* begin Selected passage *

Meanwhile, as your setup is almost the same of mine, could you run the cangen and test the output (canh + gnd or canl + gnd) with an oscilloscope to see if it transmits something without any CAN device?

No can do. The board is hooked up to an external CAN device. Logging data.

Not much good to play with can with no other can bus things on the bus.
If your writing
software use Vcan and simulate your can device so you can get a jump
programming your application
until you have a device on your bus.

I ran “candump can0” in one BeagleBone and, at the other BBB, “cangen can0 -D 11223344DEADBEEF -L 8”. Both BBB had the same disk image (I just changed the device IPs) and use the same cbb cape model. Each cape is connected with a cutted ethernet cable, so the only thing that is not in the bus is the 120 ohms parallel resistor. Well, after the commands it, didn’t worked (no logs or some output on osciloscope).

* end Selected passage *
* begin Record extracts *

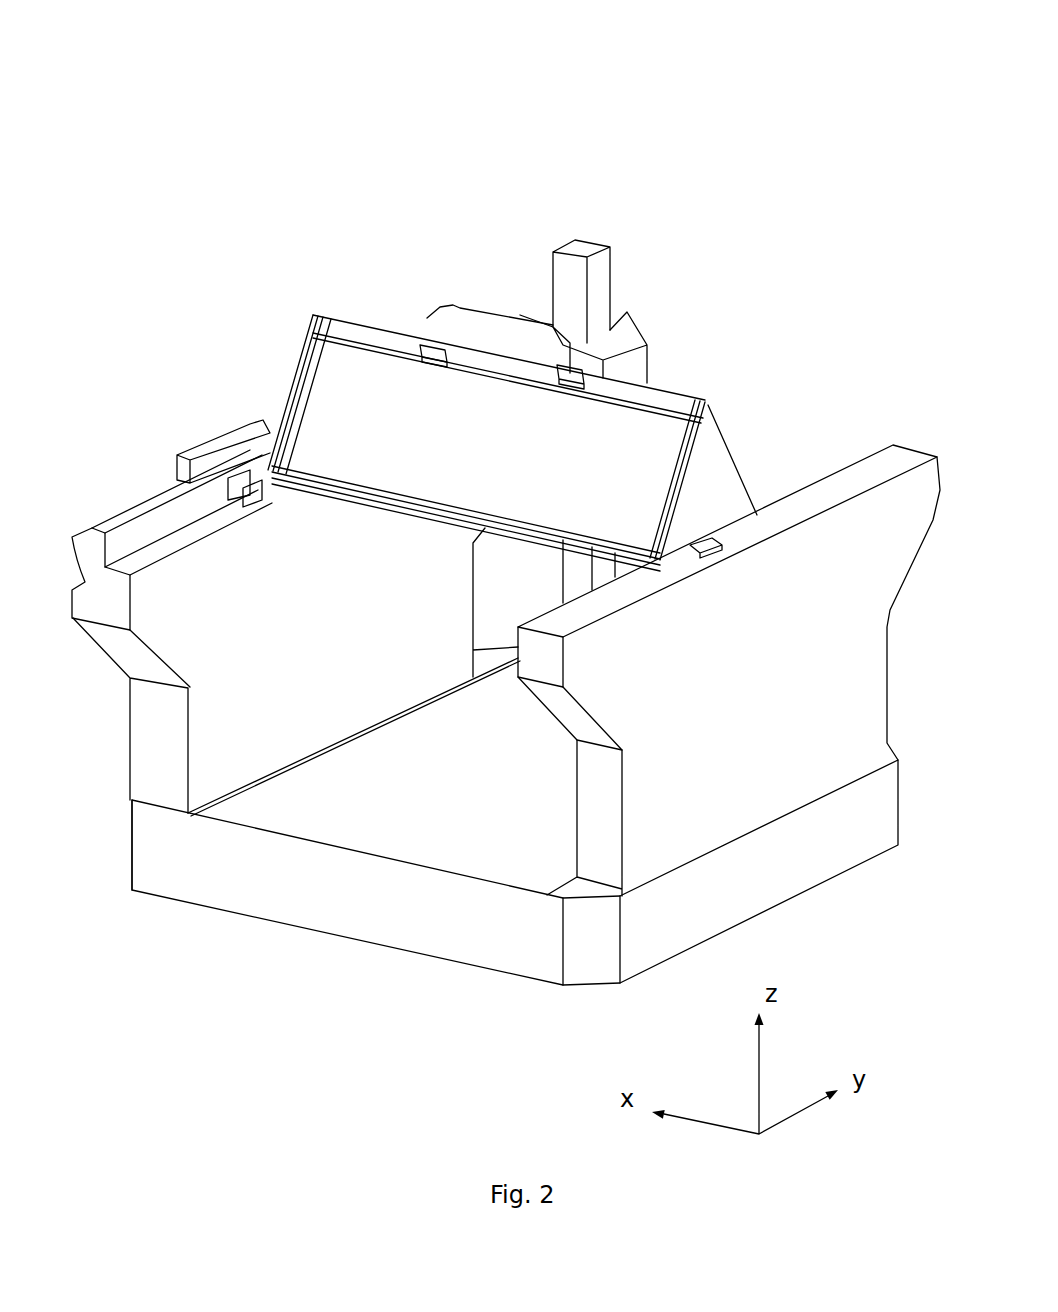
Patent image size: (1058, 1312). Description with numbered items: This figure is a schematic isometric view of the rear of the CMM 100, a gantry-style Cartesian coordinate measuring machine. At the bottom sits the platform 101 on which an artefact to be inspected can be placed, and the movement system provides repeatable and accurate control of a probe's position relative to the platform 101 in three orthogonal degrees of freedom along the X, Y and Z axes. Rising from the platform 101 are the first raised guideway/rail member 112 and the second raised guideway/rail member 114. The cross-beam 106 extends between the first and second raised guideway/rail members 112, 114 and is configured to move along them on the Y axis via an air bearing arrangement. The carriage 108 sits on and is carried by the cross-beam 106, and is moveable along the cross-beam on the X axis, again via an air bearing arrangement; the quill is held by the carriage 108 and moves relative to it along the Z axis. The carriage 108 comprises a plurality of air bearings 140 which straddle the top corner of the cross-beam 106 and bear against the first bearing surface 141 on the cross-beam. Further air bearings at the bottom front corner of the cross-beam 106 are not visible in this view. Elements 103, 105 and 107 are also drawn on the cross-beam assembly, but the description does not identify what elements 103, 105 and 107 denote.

The CMM 100 is at (848, 91).
The platform 101 is at (313, 891).
The first support arm 103 is at (285, 398).
The second support arm 105 is at (725, 470).
The cross-beam 106 is at (290, 298).
The lower cross bar 107 is at (330, 498).
The carriage 108 is at (635, 367).
The first raised guideway/rail member 112 is at (81, 516).
The second raised guideway/rail member 114 is at (866, 454).
The air bearings 140 is at (575, 377).
The first bearing surface 141 is at (340, 327).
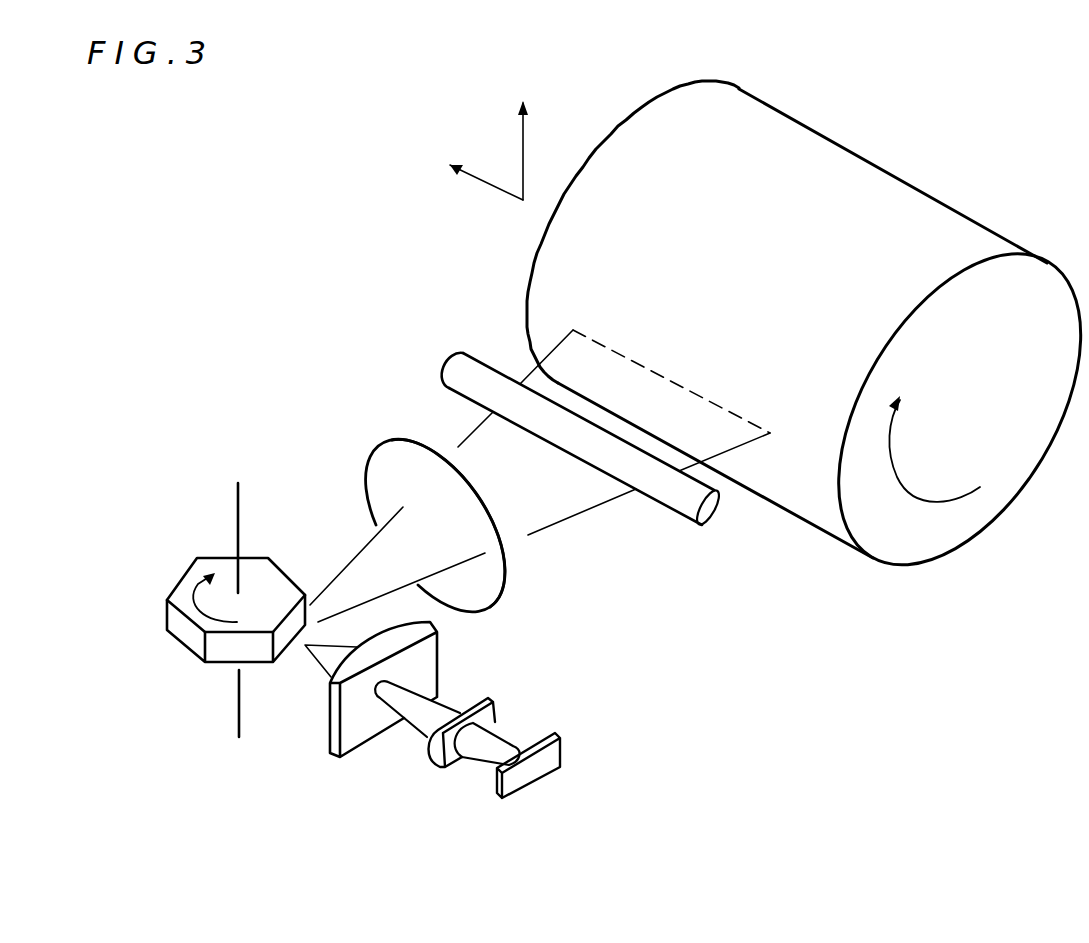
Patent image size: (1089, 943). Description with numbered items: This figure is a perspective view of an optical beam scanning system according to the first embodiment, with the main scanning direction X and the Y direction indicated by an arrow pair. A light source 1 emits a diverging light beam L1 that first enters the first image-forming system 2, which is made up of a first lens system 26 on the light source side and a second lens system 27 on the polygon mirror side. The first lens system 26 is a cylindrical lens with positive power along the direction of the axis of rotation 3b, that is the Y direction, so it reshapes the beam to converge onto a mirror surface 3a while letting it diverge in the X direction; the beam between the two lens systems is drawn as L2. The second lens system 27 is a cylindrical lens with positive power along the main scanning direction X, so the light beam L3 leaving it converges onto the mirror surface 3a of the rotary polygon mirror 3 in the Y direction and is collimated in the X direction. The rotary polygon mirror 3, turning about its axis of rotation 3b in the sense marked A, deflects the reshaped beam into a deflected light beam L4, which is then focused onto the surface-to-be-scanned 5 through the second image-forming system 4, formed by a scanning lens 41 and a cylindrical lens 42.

The light source 1 is at (495, 792).
The first image-forming system 2 is at (365, 845).
The rotary polygon mirror 3 is at (193, 638).
The mirror surface 3a is at (285, 635).
The axis of rotation 3b is at (238, 483).
The second image-forming system 4 is at (389, 284).
The surface-to-be-scanned 5 is at (813, 502).
The first lens system 26 is at (432, 753).
The second lens system 27 is at (330, 742).
The scanning lens 41 is at (382, 473).
The cylindrical lens 42 is at (462, 373).
The rotation direction of polygon mirror A is at (215, 597).
The diverging light beam L1 is at (500, 740).
The collimated light beam L2 is at (440, 702).
The light beam L3 is at (320, 650).
The deflected light beam L4 is at (340, 568).
The main scanning direction X is at (471, 173).
The Y direction Y is at (521, 136).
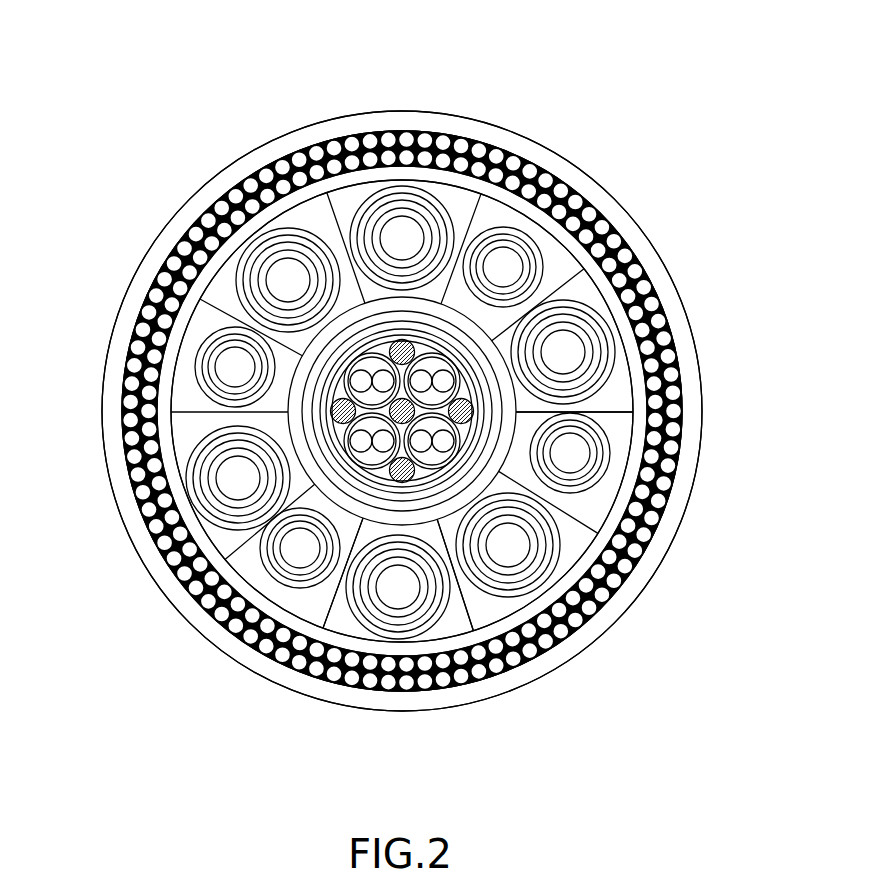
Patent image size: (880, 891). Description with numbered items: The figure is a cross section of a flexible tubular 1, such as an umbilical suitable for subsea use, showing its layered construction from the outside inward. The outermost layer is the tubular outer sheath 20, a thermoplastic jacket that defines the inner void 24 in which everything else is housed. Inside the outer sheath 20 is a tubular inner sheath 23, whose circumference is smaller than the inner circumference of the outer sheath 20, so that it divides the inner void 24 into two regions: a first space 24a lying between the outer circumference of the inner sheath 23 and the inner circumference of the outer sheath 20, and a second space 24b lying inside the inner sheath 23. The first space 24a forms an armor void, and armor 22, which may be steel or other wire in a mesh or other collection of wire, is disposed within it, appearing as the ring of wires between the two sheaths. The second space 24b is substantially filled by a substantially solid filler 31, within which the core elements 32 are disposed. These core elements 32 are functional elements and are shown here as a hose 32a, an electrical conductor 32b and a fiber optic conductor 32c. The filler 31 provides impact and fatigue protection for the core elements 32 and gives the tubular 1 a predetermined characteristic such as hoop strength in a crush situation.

The tubular 1 is at (200, 78).
The tubular outer sheath 20 is at (103, 372).
The armor 22 is at (667, 500).
The tubular inner sheath 23 is at (193, 258).
The inner void 24 is at (186, 416).
The first space 24a is at (630, 240).
The second space 24b is at (613, 407).
The filler 31 is at (313, 615).
The core elements 32 is at (253, 562).
The hose 32a is at (398, 600).
The electrical conductor 32b is at (512, 262).
The fiber optic conductor 32c is at (401, 223).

* end Record extracts *

Required actions —
A. Copy the passage from the CAN bus thread, starting at "Meanwhile, as your" and continuing up to and including "on the bus.".
B. Write what comes next in the forum thread about testing CAN output on the BeagleBone.

Responses —
A.
Meanwhile, as your setup is almost the same of mine, could you run the cangen and test the output (canh + gnd or canl + gnd) with an oscilloscope to see if it transmits something without any CAN device?

No can do. The board is hooked up to an external CAN device. Logging data.

Not much good to play with can with no other can bus things on the bus.

B.
ifconfig log:

############### candump device:
can0 Link encap:UNSPEC HWaddr 00-00-00-00-00-00-00-00-00-00-00-00-00-00-00-00
UP RUNNING NOARP MTU:16 Metric:1
RX packets:0 errors:0 dropped:0 overruns:0 frame:0
TX packets:0 errors:0 dropped:0 overruns:0 carrier:0
collisions:0 txqueuelen:10
RX bytes:0 (0.0 B) TX bytes:0 (0.0 B)
Interrupt:182

############### cangen device:
can0 Link encap:UNSPEC HWaddr 00-00-00-00-00-00-00-00-00-00-00-00-00-00-00-00
UP NOARP MTU:16 Metric:1
RX packets:3 errors:0 dropped:0 overruns:0 frame:0
TX packets:0 errors:0 dropped:0 overruns:0 carrier:0
collisions:0 txqueuelen:10
RX bytes:24 (24.0 B) TX bytes:0 (0.0 B)
Interrupt:182

The strangest thing was the “cat /proc/net/can/stats”. When I was running the “cangen device” it increases TXF, but the “candump device” change nothing. I can’t figure out what could be happening. The stats logs:

############### cangen device:
5363 transmitted frames (TXF) # This increases
3 received frames (RXF)
0 matched frames (RXMF)

0 % total match ratio (RXMR)
5 frames/s total tx rate (TXR)
0 frames/s total rx rate (RXR)

0 % current match ratio (CRXMR)
5 frames/s current tx rate (CTXR)
0 frames/s current rx rate (CRXR)

0 % max match ratio (MRXMR)
5 frames/s max tx rate (MTXR)
3 frames/s max rx rate (MRXR)

0 current receive list entries (CRCV)
0 maximum receive list entries (MRCV)

############### candump device:
0 transmitted frames (TXF)
0 received frames (RXF)
0 matched frames (RXMF)

0 % total match ratio (RXMR)
0 frames/s total tx rate (TXR)
0 frames/s total rx rate (RXR)

0 % current match ratio (CRXMR)
0 frames/s current tx rate (CTXR)
0 frames/s current rx rate (CRXR)

0 % max match ratio (MRXMR)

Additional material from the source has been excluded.